Tally the lines of the data that include the word "genaue" and state the total, nothing else.

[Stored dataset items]
□ □ □ □ □ □ □

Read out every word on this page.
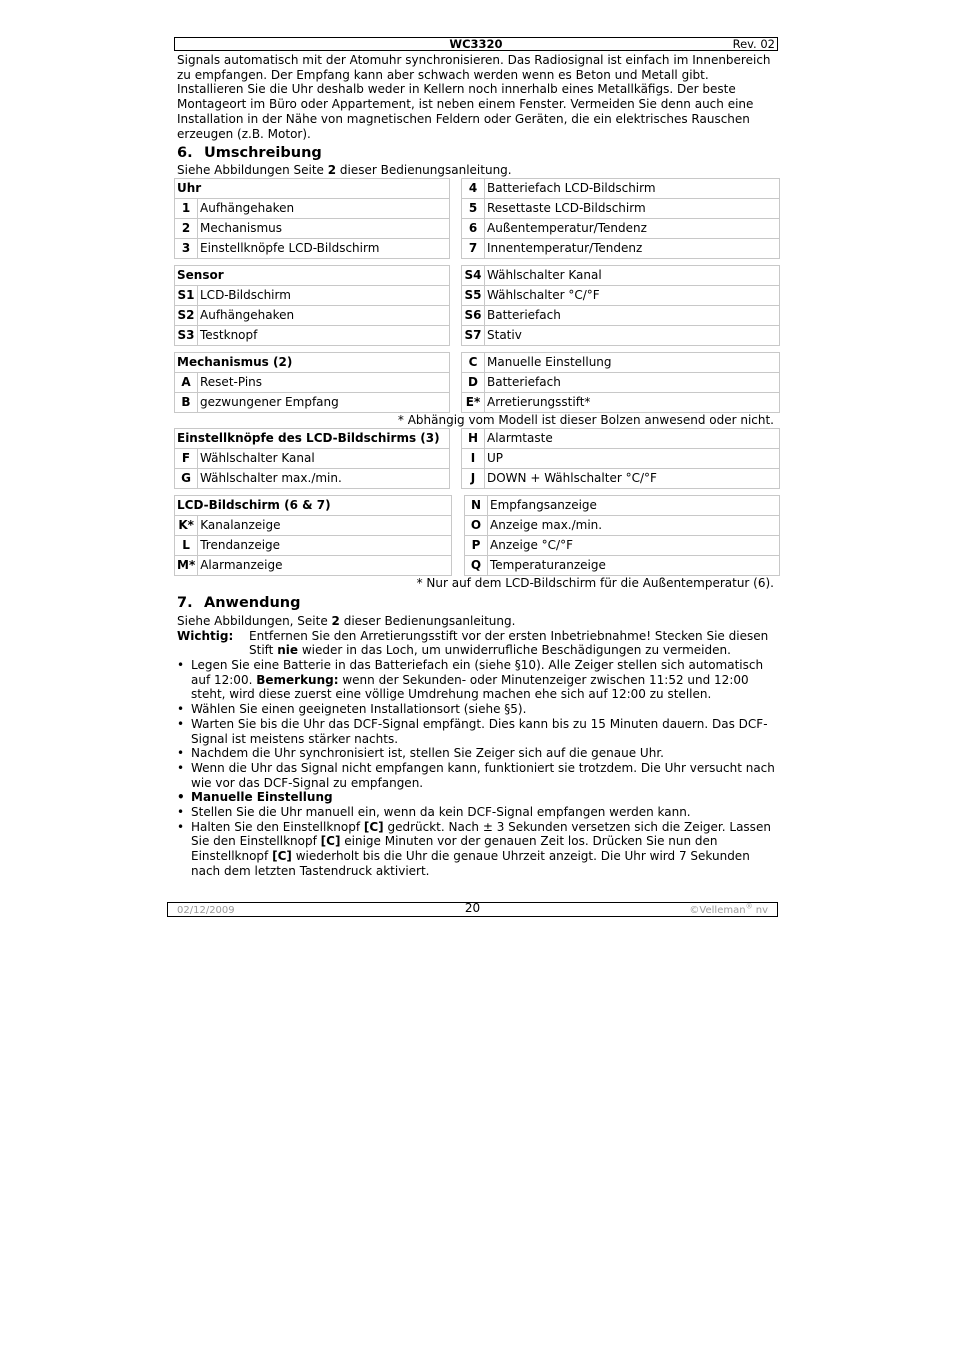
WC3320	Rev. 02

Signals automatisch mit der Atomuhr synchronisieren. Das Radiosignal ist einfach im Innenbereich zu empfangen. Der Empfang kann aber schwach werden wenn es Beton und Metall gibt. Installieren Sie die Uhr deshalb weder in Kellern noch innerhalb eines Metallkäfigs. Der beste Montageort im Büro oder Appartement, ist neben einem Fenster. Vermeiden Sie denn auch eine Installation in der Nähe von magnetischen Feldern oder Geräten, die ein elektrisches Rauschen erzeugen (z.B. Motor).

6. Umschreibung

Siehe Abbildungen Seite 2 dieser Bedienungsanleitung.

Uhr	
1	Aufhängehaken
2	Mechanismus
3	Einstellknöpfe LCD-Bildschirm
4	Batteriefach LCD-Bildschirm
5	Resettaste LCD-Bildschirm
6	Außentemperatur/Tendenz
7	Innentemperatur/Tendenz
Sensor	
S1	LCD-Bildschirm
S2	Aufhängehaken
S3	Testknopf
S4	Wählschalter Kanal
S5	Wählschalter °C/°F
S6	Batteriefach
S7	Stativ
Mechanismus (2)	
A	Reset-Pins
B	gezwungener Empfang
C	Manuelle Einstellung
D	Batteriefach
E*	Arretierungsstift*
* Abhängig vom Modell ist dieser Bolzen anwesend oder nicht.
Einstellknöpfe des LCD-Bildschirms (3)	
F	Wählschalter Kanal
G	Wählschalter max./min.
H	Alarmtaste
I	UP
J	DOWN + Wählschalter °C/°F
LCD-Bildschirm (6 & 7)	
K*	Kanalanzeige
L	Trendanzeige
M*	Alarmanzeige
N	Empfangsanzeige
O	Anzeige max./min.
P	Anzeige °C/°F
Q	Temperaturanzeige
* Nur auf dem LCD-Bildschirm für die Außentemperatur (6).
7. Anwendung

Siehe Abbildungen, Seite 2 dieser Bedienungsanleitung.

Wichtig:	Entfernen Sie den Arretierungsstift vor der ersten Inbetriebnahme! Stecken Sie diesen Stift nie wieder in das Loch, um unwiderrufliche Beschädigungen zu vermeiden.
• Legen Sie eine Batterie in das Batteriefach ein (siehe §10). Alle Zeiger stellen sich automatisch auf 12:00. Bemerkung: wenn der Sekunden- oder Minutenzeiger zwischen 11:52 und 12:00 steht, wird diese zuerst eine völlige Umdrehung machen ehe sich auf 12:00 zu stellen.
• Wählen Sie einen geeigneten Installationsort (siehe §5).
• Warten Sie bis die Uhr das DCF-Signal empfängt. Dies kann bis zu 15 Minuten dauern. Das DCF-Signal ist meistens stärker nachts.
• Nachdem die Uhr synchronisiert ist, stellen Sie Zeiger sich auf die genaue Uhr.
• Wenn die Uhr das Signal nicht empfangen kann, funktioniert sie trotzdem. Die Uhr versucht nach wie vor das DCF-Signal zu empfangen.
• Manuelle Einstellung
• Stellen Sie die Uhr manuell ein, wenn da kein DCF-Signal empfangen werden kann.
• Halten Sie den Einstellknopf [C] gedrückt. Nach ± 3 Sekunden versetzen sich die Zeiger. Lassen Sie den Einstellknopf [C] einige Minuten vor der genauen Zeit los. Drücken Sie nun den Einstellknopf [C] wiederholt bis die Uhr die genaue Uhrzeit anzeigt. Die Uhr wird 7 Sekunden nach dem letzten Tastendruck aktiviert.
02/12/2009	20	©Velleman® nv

□ □ □ □ □ □ □

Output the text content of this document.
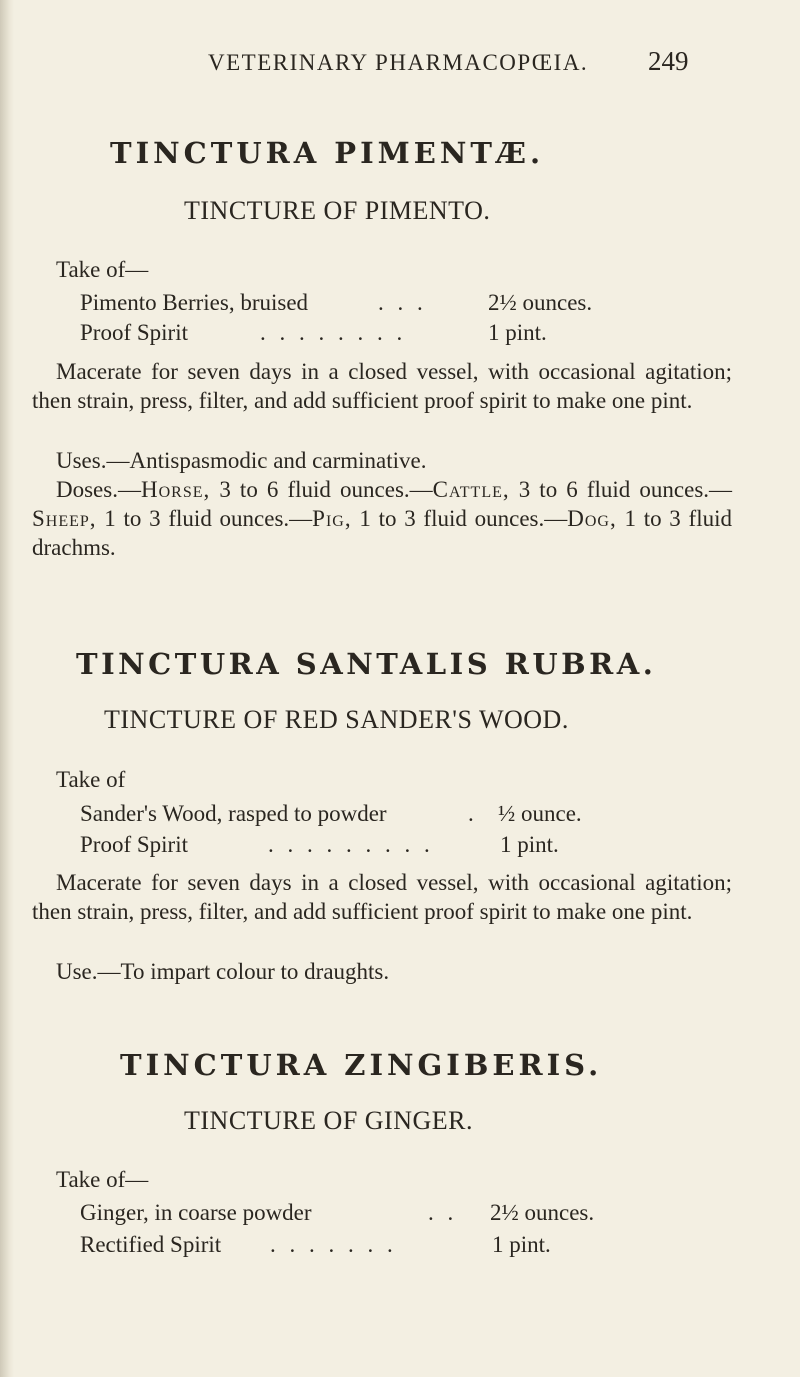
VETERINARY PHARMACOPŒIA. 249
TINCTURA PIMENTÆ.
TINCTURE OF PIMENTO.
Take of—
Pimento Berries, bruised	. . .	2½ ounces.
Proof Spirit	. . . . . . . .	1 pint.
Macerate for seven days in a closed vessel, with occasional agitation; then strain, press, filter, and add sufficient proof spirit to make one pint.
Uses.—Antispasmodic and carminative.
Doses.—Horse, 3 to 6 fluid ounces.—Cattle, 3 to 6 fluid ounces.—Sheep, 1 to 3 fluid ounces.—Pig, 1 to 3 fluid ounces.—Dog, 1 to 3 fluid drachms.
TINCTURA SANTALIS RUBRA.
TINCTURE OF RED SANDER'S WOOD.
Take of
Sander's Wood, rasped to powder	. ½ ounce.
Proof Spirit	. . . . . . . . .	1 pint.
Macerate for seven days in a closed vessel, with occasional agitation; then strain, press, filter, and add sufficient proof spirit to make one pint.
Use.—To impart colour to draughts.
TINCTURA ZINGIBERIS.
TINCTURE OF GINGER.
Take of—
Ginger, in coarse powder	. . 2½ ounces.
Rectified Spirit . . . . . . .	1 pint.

□ □ □ □ □ □ □

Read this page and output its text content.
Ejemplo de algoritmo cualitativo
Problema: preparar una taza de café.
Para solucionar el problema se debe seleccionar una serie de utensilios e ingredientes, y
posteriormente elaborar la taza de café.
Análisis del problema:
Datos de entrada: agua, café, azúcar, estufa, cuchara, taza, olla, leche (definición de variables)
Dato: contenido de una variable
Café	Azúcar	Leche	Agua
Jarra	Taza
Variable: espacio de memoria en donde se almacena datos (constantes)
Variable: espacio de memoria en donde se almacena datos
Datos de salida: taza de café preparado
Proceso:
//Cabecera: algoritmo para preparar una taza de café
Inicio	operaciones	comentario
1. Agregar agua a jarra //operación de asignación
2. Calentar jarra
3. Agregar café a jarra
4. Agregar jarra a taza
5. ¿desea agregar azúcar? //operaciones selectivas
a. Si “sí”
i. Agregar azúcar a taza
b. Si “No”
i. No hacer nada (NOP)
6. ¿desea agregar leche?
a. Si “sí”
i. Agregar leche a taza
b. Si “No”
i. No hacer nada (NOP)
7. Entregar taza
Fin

□ □ □ □ □ □ □

◆ REPLY TO THE TASK: 2